# TEXT SHOWN
Section 4.02 THIRD-PARTY CONSENTS. None of the contracts, agreements,
leases, or other commitments, written or oral, to which Purchaser is a party or
to which any of its properties or assets are subject require the consent of any
other party in order to consummate the transactions herein contemplated, except
where the failure to obtain such consent would not have a material adverse
effect on the transactions contemplated herein. Except for the satisfaction of
requirements of federal and state securities and corporation laws, no
authorization, approval, consent, or order of, or registration, declaration, or
filing with, any court or other governmental body is required in connection with
the execution and delivery by Purchaser of this Agreement and the consummation
by Purchaser of the transactions contemplated hereby.
Section 4.03 NO CONFLICTS WITH OTHER INSTRUMENTS. The execution and
delivery of this Agreement does not, and the consummation of the transactions
contemplated by this Agreement in accordance with the terms hereof will not,
violate, conflict with, result in a breach of the terms, conditions, or
provisions of, or constitute a default, an event of default, or an event
creating rights of acceleration, termination, or cancellation or a loss of
rights under, any material note, instrument, agreement, mortgage, lease,
license, franchise, permit or other authorization, right, restriction, or
obligation to which Purchaser or any of its assets are subject or by which
Purchaser is bound.

# SOURCE EXCERPT

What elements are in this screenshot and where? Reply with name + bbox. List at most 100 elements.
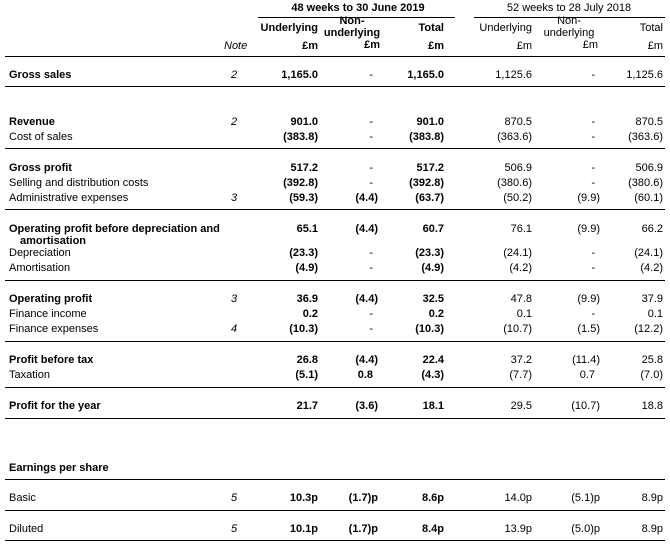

# TASK REQUIREMENTS
Return the full text on third-party consents and conflicts with other instruments, word for word. The material has no connection to the text on third-party consents and conflicts.

# RESULT
Section 4.02 THIRD-PARTY CONSENTS. None of the contracts, agreements,
leases, or other commitments, written or oral, to which Purchaser is a party or
to which any of its properties or assets are subject require the consent of any
other party in order to consummate the transactions herein contemplated, except
where the failure to obtain such consent would not have a material adverse
effect on the transactions contemplated herein. Except for the satisfaction of
requirements of federal and state securities and corporation laws, no
authorization, approval, consent, or order of, or registration, declaration, or
filing with, any court or other governmental body is required in connection with
the execution and delivery by Purchaser of this Agreement and the consummation
by Purchaser of the transactions contemplated hereby.
Section 4.03 NO CONFLICTS WITH OTHER INSTRUMENTS. The execution and
delivery of this Agreement does not, and the consummation of the transactions
contemplated by this Agreement in accordance with the terms hereof will not,
violate, conflict with, result in a breach of the terms, conditions, or
provisions of, or constitute a default, an event of default, or an event
creating rights of acceleration, termination, or cancellation or a loss of
rights under, any material note, instrument, agreement, mortgage, lease,
license, franchise, permit or other authorization, right, restriction, or
obligation to which Purchaser or any of its assets are subject or by which
Purchaser is bound.